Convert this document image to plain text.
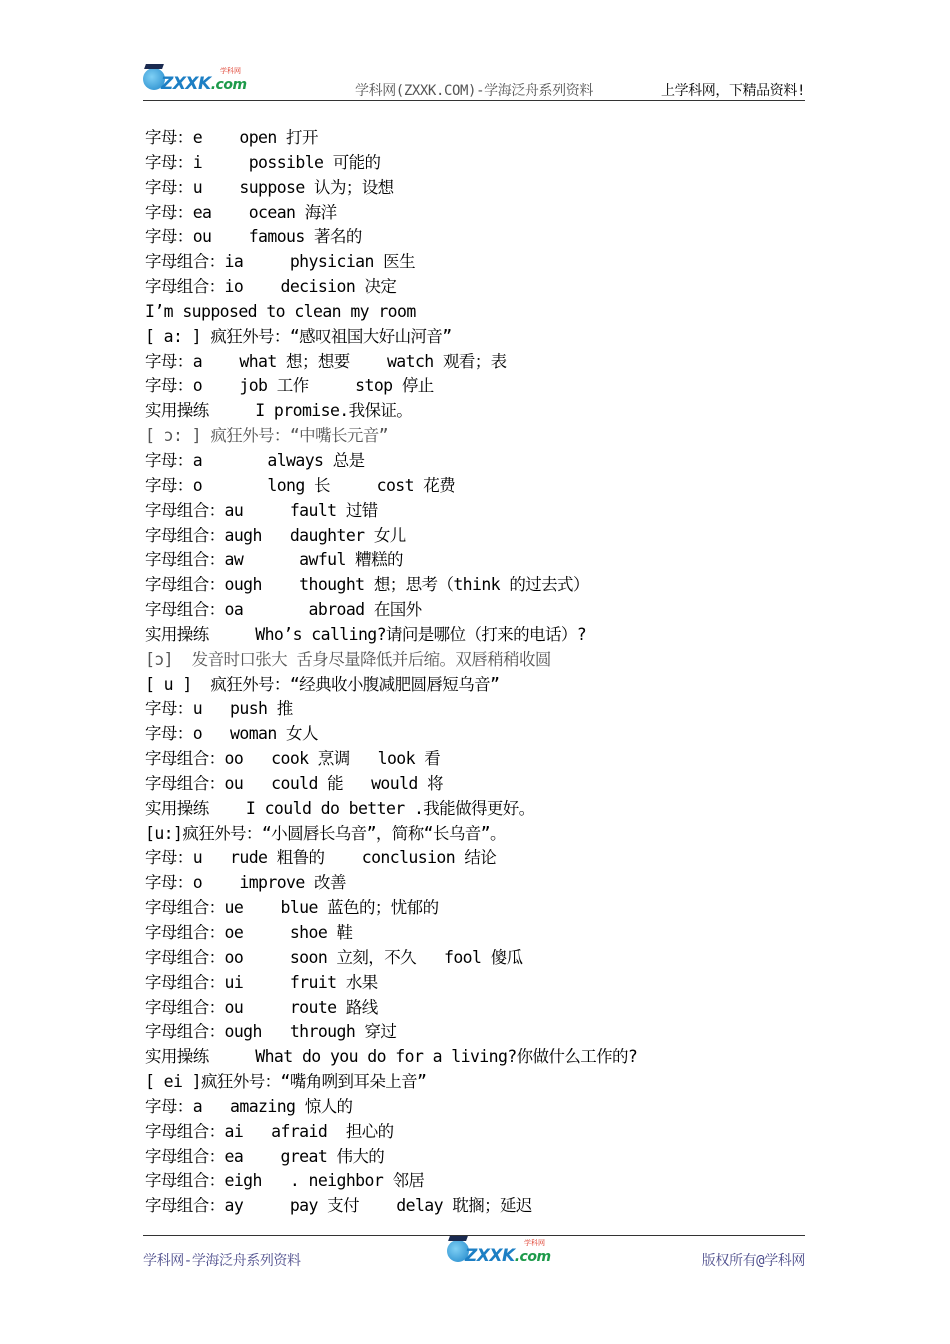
ZXXK.com
学科网
学科网(ZXXK.COM)-学海泛舟系列资料	上学科网，下精品资料!
字母：e    open 打开
字母：i     possible 可能的
字母：u    suppose 认为；设想
字母：ea    ocean 海洋
字母：ou    famous 著名的
字母组合：ia     physician 医生
字母组合：io    decision 决定
I’m supposed to clean my room
[ a: ] 疯狂外号：“感叹祖国大好山河音”
字母：a    what 想；想要    watch 观看；表
字母：o    job 工作     stop 停止
实用操练     I promise.我保证。
[ ɔ: ] 疯狂外号：“中嘴长元音”
字母：a       always 总是
字母：o       long 长     cost 花费
字母组合：au     fault 过错
字母组合：augh   daughter 女儿
字母组合：aw      awful 糟糕的
字母组合：ough    thought 想；思考（think 的过去式）
字母组合：oa       abroad 在国外
实用操练     Who’s calling?请问是哪位（打来的电话）?
[ɔ]  发音时口张大 舌身尽量降低并后缩。双唇稍稍收圆
[ u ]  疯狂外号：“经典收小腹减肥圆唇短乌音”
字母：u   push 推
字母：o   woman 女人
字母组合：oo   cook 烹调   look 看
字母组合：ou   could 能   would 将
实用操练    I could do better .我能做得更好。
[u:]疯狂外号：“小圆唇长乌音”，简称“长乌音”。
字母：u   rude 粗鲁的    conclusion 结论
字母：o    improve 改善
字母组合：ue    blue 蓝色的；忧郁的
字母组合：oe     shoe 鞋
字母组合：oo     soon 立刻，不久   fool 傻瓜
字母组合：ui     fruit 水果
字母组合：ou     route 路线
字母组合：ough   through 穿过
实用操练     What do you do for a living?你做什么工作的?
[ ei ]疯狂外号：“嘴角咧到耳朵上音”
字母：a   amazing 惊人的
字母组合：ai   afraid  担心的
字母组合：ea    great 伟大的
字母组合：eigh   . neighbor 邻居
字母组合：ay     pay 支付    delay 耽搁；延迟
学科网-学海泛舟系列资料	ZXXK.com
学科网
版权所有@学科网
# # # #
Leave the pictures out and reproduce all of the records exactly.

Written answer:
Convert this document image to plain text.
ZXXK.com
学科网
学科网(ZXXK.COM)-学海泛舟系列资料	上学科网，下精品资料!
字母：e    open 打开
字母：i     possible 可能的
字母：u    suppose 认为；设想
字母：ea    ocean 海洋
字母：ou    famous 著名的
字母组合：ia     physician 医生
字母组合：io    decision 决定
I’m supposed to clean my room
[ a: ] 疯狂外号：“感叹祖国大好山河音”
字母：a    what 想；想要    watch 观看；表
字母：o    job 工作     stop 停止
实用操练     I promise.我保证。
[ ɔ: ] 疯狂外号：“中嘴长元音”
字母：a       always 总是
字母：o       long 长     cost 花费
字母组合：au     fault 过错
字母组合：augh   daughter 女儿
字母组合：aw      awful 糟糕的
字母组合：ough    thought 想；思考（think 的过去式）
字母组合：oa       abroad 在国外
实用操练     Who’s calling?请问是哪位（打来的电话）?
[ɔ]  发音时口张大 舌身尽量降低并后缩。双唇稍稍收圆
[ u ]  疯狂外号：“经典收小腹减肥圆唇短乌音”
字母：u   push 推
字母：o   woman 女人
字母组合：oo   cook 烹调   look 看
字母组合：ou   could 能   would 将
实用操练    I could do better .我能做得更好。
[u:]疯狂外号：“小圆唇长乌音”，简称“长乌音”。
字母：u   rude 粗鲁的    conclusion 结论
字母：o    improve 改善
字母组合：ue    blue 蓝色的；忧郁的
字母组合：oe     shoe 鞋
字母组合：oo     soon 立刻，不久   fool 傻瓜
字母组合：ui     fruit 水果
字母组合：ou     route 路线
字母组合：ough   through 穿过
实用操练     What do you do for a living?你做什么工作的?
[ ei ]疯狂外号：“嘴角咧到耳朵上音”
字母：a   amazing 惊人的
字母组合：ai   afraid  担心的
字母组合：ea    great 伟大的
字母组合：eigh   . neighbor 邻居
字母组合：ay     pay 支付    delay 耽搁；延迟
学科网-学海泛舟系列资料	ZXXK.com
学科网
版权所有@学科网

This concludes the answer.